- _What the task requires_:
Where a line holds the word "glyph", copy that line.

---------------

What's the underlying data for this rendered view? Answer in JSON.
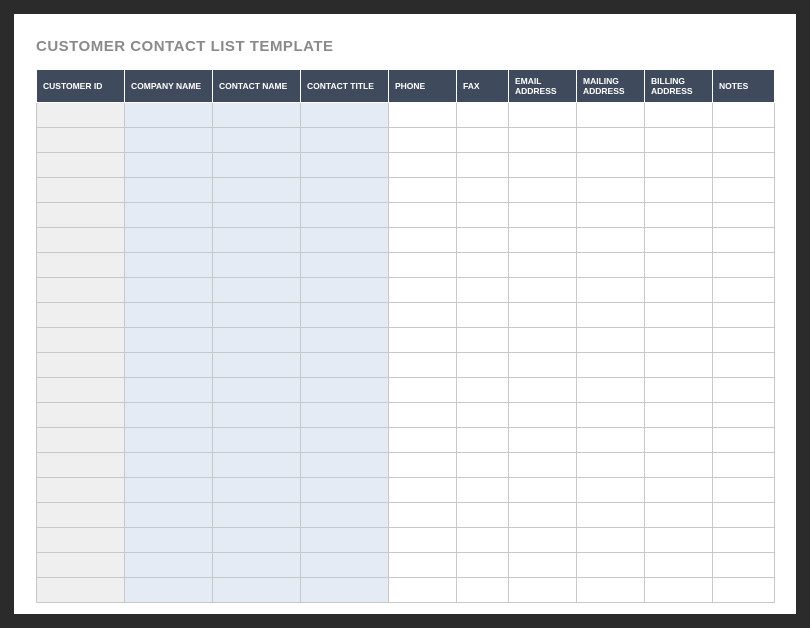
{
  "title": "CUSTOMER CONTACT LIST TEMPLATE",
  "columns": [
    {
      "label": "CUSTOMER ID",
      "class": "col-id",
      "width": "w-id"
    },
    {
      "label": "COMPANY NAME",
      "class": "col-blue",
      "width": "w-company"
    },
    {
      "label": "CONTACT NAME",
      "class": "col-blue",
      "width": "w-contactname"
    },
    {
      "label": "CONTACT TITLE",
      "class": "col-blue",
      "width": "w-contacttitle"
    },
    {
      "label": "PHONE",
      "class": "col-white",
      "width": "w-phone"
    },
    {
      "label": "FAX",
      "class": "col-white",
      "width": "w-fax"
    },
    {
      "label": "EMAIL ADDRESS",
      "class": "col-white",
      "width": "w-email"
    },
    {
      "label": "MAILING ADDRESS",
      "class": "col-white",
      "width": "w-mailing"
    },
    {
      "label": "BILLING ADDRESS",
      "class": "col-white",
      "width": "w-billing"
    },
    {
      "label": "NOTES",
      "class": "col-white",
      "width": "w-notes"
    }
  ],
  "rowCount": 20
}
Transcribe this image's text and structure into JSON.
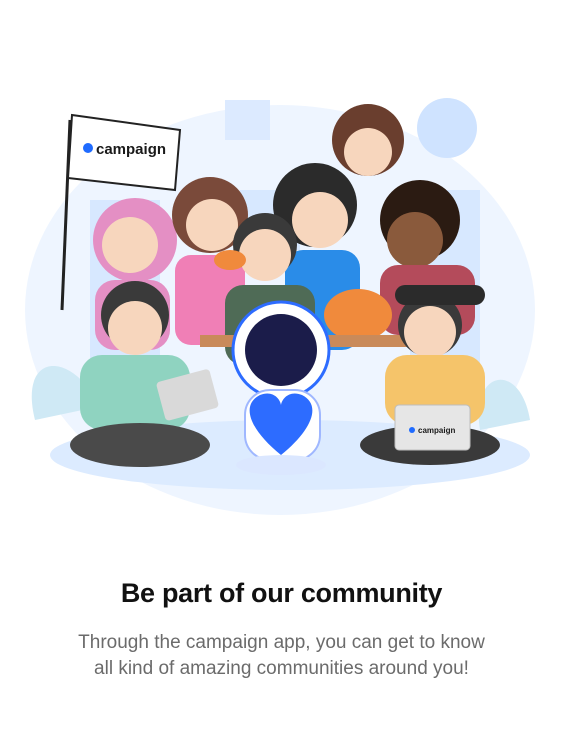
{
  "illustration": {
    "flag_text": "campaign",
    "laptop_text": "campaign",
    "colors": {
      "brand": "#1f6bff",
      "bg_blob": "#e6f1ff",
      "plant": "#cfe9f5",
      "astronaut_heart": "#2d6cff"
    }
  },
  "onboarding": {
    "title": "Be part of our community",
    "subtitle_line1": "Through the campaign app, you can get to know",
    "subtitle_line2": "all kind of amazing communities around you!"
  }
}
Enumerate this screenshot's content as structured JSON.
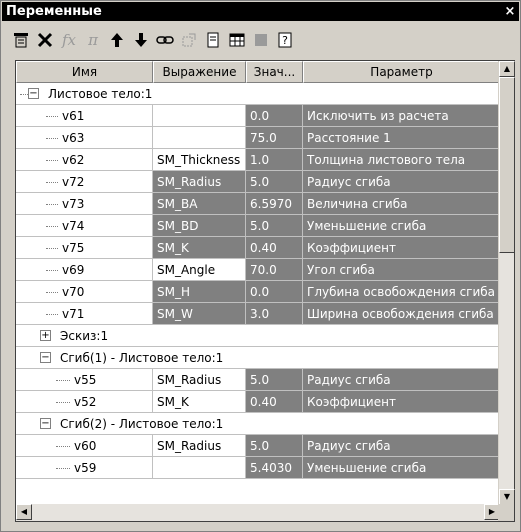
{
  "window": {
    "title": "Переменные",
    "close": "×"
  },
  "toolbar": [
    {
      "name": "variable-table-icon",
      "glyph": "▦",
      "enabled": true
    },
    {
      "name": "delete-icon",
      "glyph": "✕",
      "enabled": true
    },
    {
      "name": "function-icon",
      "glyph": "fx",
      "enabled": false
    },
    {
      "name": "pi-icon",
      "glyph": "π",
      "enabled": false
    },
    {
      "name": "move-up-icon",
      "glyph": "🡅",
      "enabled": true
    },
    {
      "name": "move-down-icon",
      "glyph": "🡇",
      "enabled": true
    },
    {
      "name": "link-icon",
      "glyph": "⚭",
      "enabled": true
    },
    {
      "name": "external-link-icon",
      "glyph": "⬚",
      "enabled": false
    },
    {
      "name": "insert-icon",
      "glyph": "🗎",
      "enabled": true
    },
    {
      "name": "table-icon",
      "glyph": "▤",
      "enabled": true
    },
    {
      "name": "book-icon",
      "glyph": "▮",
      "enabled": false
    },
    {
      "name": "help-icon",
      "glyph": "?",
      "enabled": true
    }
  ],
  "columns": {
    "name": "Имя",
    "expr": "Выражение",
    "val": "Знач...",
    "param": "Параметр"
  },
  "groups": {
    "g1": "Листовое тело:1",
    "g2": "Эскиз:1",
    "g3": "Сгиб(1) -  Листовое тело:1",
    "g4": "Сгиб(2) -  Листовое тело:1"
  },
  "rows": [
    {
      "name": "v61",
      "expr": "",
      "val": "0.0",
      "param": "Исключить из расчета"
    },
    {
      "name": "v63",
      "expr": "",
      "val": "75.0",
      "param": "Расстояние 1"
    },
    {
      "name": "v62",
      "expr": "SM_Thickness",
      "val": "1.0",
      "param": "Толщина листового тела"
    },
    {
      "name": "v72",
      "expr": "SM_Radius",
      "val": "5.0",
      "param": "Радиус сгиба"
    },
    {
      "name": "v73",
      "expr": "SM_BA",
      "val": "6.5970",
      "param": "Величина сгиба"
    },
    {
      "name": "v74",
      "expr": "SM_BD",
      "val": "5.0",
      "param": "Уменьшение сгиба"
    },
    {
      "name": "v75",
      "expr": "SM_K",
      "val": "0.40",
      "param": "Коэффициент"
    },
    {
      "name": "v69",
      "expr": "SM_Angle",
      "val": "70.0",
      "param": "Угол сгиба"
    },
    {
      "name": "v70",
      "expr": "SM_H",
      "val": "0.0",
      "param": "Глубина освобождения сгиба"
    },
    {
      "name": "v71",
      "expr": "SM_W",
      "val": "3.0",
      "param": "Ширина освобождения сгиба"
    },
    {
      "name": "v55",
      "expr": "SM_Radius",
      "val": "5.0",
      "param": "Радиус сгиба"
    },
    {
      "name": "v52",
      "expr": "SM_K",
      "val": "0.40",
      "param": "Коэффициент"
    },
    {
      "name": "v60",
      "expr": "SM_Radius",
      "val": "5.0",
      "param": "Радиус сгиба"
    },
    {
      "name": "v59",
      "expr": "",
      "val": "5.4030",
      "param": "Уменьшение сгиба"
    }
  ],
  "colors": {
    "dark_cell": "#808080",
    "header": "#d4d0c8"
  }
}
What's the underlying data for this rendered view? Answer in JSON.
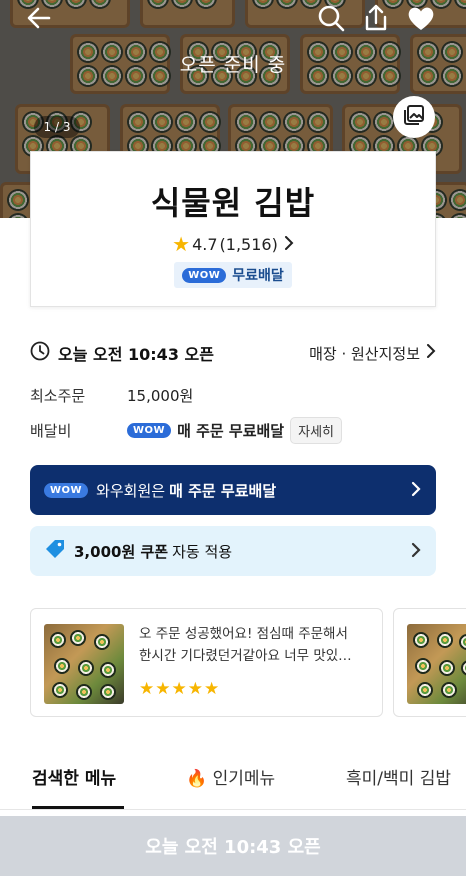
{
  "hero": {
    "status_overlay": "오픈 준비 중",
    "photo_counter": "1 / 3",
    "icons": [
      "back-arrow-icon",
      "search-icon",
      "share-icon",
      "heart-icon",
      "gallery-icon"
    ]
  },
  "store": {
    "name": "식물원 김밥",
    "rating": "4.7",
    "review_count": "(1,516)",
    "wow_badge": "WOW",
    "free_delivery_label": "무료배달"
  },
  "hours": {
    "text": "오늘 오전 10:43 오픈",
    "store_info_link": "매장 · 원산지정보"
  },
  "min_order": {
    "label": "최소주문",
    "value": "15,000원"
  },
  "delivery_fee": {
    "label": "배달비",
    "wow_badge": "WOW",
    "value": "매 주문 무료배달",
    "detail_button": "자세히"
  },
  "wow_banner": {
    "badge": "WOW",
    "prefix": "와우회원은",
    "highlight": "매 주문 무료배달"
  },
  "coupon_banner": {
    "amount": "3,000원 쿠폰",
    "suffix": "자동 적용"
  },
  "reviews": [
    {
      "text": "오 주문 성공했어요! 점심때 주문해서 한시간 기다렸던거같아요 너무 맛있…",
      "stars": "★★★★★"
    }
  ],
  "tabs": [
    {
      "label": "검색한 메뉴",
      "active": true
    },
    {
      "label": "🔥 인기메뉴",
      "active": false
    },
    {
      "label": "흑미/백미 김밥",
      "active": false
    }
  ],
  "bottom_bar": {
    "label": "오늘 오전 10:43 오픈"
  },
  "colors": {
    "wow_blue": "#2b6cd8",
    "wow_banner_bg": "#0d2f6e",
    "coupon_bg": "#e3f3fc",
    "star": "#f7b500",
    "bottom_bar_bg": "#d1d5db"
  }
}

---------------

- _Written reply_:
      "glyph": "▦",
      "glyph": "✕",
      "glyph": "fx",
      "glyph": "π",
      "glyph": "🡅",
      "glyph": "🡇",
      "glyph": "⚭",
      "glyph": "⬚",
      "glyph": "🗎",
      "glyph": "▤",
      "glyph": "▮",
      "glyph": "?",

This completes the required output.